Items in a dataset

____________________

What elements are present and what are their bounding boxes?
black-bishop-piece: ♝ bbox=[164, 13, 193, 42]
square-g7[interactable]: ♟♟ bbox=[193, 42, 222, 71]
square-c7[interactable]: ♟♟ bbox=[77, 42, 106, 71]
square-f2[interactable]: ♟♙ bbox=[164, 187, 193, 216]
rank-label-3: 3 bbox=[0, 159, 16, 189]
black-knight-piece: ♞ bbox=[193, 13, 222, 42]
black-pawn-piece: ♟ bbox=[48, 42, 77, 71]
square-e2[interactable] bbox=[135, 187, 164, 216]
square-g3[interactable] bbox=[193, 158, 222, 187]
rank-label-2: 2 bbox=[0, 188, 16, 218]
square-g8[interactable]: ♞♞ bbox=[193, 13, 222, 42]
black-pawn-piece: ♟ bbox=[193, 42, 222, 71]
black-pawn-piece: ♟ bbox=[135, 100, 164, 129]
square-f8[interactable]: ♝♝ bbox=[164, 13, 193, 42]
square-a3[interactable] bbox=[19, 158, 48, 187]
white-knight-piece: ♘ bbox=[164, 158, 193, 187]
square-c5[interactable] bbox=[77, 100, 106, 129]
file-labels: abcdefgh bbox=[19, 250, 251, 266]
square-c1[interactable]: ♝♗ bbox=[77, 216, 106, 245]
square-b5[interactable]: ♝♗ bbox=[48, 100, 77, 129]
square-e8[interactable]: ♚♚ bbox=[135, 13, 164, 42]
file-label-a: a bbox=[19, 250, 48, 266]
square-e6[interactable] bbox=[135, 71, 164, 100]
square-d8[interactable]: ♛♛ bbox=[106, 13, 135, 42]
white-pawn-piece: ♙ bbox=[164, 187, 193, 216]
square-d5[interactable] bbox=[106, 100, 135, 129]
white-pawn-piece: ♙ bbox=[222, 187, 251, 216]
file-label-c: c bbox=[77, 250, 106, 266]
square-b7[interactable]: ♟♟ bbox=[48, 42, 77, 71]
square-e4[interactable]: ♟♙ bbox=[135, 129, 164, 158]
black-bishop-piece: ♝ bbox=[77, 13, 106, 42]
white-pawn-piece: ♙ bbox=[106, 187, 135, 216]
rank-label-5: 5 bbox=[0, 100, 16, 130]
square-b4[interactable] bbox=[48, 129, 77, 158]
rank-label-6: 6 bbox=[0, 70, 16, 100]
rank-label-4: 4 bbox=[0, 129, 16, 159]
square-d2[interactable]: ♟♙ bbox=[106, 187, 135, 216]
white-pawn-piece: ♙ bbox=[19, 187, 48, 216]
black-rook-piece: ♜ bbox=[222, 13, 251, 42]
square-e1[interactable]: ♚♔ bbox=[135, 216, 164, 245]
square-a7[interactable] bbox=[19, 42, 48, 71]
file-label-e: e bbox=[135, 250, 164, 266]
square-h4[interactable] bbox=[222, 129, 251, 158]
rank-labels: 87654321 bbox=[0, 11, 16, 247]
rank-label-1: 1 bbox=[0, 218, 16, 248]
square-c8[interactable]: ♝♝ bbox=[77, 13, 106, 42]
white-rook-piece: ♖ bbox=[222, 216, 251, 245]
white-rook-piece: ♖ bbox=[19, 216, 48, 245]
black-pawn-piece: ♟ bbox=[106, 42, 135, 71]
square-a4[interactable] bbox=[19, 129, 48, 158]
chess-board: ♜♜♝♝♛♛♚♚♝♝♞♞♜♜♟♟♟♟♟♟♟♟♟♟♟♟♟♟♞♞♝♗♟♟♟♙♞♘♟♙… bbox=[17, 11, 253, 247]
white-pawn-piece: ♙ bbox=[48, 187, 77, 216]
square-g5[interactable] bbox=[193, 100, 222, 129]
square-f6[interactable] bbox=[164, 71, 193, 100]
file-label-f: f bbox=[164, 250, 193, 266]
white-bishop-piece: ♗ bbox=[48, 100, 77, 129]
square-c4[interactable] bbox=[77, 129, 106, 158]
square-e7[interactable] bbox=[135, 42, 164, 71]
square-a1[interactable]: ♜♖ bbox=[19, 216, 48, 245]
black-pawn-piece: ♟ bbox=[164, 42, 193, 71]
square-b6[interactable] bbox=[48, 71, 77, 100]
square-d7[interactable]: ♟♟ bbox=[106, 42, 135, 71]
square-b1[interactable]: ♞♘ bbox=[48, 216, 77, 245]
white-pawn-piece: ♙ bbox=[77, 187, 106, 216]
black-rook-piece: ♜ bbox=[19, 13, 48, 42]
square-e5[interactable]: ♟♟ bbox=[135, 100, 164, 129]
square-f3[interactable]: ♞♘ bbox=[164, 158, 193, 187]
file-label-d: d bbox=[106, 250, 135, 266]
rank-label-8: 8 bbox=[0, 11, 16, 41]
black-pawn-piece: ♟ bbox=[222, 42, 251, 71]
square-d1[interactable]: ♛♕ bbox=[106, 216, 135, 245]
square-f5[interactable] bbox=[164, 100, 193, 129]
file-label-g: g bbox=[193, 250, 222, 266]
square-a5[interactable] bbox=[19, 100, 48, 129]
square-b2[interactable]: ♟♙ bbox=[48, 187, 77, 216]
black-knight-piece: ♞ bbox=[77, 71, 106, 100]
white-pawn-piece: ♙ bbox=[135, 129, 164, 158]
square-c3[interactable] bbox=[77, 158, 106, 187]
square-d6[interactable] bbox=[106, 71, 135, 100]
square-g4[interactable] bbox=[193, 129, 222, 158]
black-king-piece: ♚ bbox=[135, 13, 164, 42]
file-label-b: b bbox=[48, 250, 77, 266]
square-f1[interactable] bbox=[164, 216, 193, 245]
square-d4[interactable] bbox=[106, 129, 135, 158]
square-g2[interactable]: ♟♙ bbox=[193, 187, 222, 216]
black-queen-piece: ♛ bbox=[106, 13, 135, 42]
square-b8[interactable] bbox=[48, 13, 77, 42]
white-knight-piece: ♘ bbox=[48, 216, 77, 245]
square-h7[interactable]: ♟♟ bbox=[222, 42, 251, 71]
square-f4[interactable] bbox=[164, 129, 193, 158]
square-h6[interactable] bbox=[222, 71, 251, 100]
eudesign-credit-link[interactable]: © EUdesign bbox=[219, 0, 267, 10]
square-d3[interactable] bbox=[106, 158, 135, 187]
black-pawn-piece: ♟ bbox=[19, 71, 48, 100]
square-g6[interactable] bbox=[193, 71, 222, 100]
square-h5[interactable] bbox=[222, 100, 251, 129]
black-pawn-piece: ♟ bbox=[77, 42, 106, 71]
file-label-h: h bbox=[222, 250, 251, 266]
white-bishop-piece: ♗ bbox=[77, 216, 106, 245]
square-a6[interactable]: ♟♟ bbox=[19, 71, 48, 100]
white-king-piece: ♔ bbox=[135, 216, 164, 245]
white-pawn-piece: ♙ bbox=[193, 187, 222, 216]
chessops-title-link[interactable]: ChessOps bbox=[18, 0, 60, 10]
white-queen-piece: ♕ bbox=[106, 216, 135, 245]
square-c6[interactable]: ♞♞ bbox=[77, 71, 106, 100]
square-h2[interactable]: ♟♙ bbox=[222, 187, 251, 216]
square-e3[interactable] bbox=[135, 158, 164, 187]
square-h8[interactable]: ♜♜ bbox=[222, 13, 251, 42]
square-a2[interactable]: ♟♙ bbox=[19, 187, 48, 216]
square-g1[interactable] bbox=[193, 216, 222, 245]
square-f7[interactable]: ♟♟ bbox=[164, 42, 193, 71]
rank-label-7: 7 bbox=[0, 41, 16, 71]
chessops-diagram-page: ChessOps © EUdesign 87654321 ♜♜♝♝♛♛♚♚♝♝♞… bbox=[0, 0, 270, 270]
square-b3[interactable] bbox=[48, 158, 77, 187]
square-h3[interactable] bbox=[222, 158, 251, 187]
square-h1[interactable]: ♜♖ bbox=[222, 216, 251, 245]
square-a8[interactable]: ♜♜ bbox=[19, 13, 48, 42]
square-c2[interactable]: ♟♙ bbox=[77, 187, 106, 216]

____________________

**Problem to work on**
Reproduce the records verbatim, starting at the first line and ending at the line that contains "black-pawn-piece: ♟ bbox=[135, 100, 164, 129]", with both of those lines included.

**The result**
What elements are present and what are their bounding boxes?
black-bishop-piece: ♝ bbox=[164, 13, 193, 42]
square-g7[interactable]: ♟♟ bbox=[193, 42, 222, 71]
square-c7[interactable]: ♟♟ bbox=[77, 42, 106, 71]
square-f2[interactable]: ♟♙ bbox=[164, 187, 193, 216]
rank-label-3: 3 bbox=[0, 159, 16, 189]
black-knight-piece: ♞ bbox=[193, 13, 222, 42]
black-pawn-piece: ♟ bbox=[48, 42, 77, 71]
square-e2[interactable] bbox=[135, 187, 164, 216]
square-g3[interactable] bbox=[193, 158, 222, 187]
rank-label-2: 2 bbox=[0, 188, 16, 218]
square-g8[interactable]: ♞♞ bbox=[193, 13, 222, 42]
black-pawn-piece: ♟ bbox=[193, 42, 222, 71]
black-pawn-piece: ♟ bbox=[135, 100, 164, 129]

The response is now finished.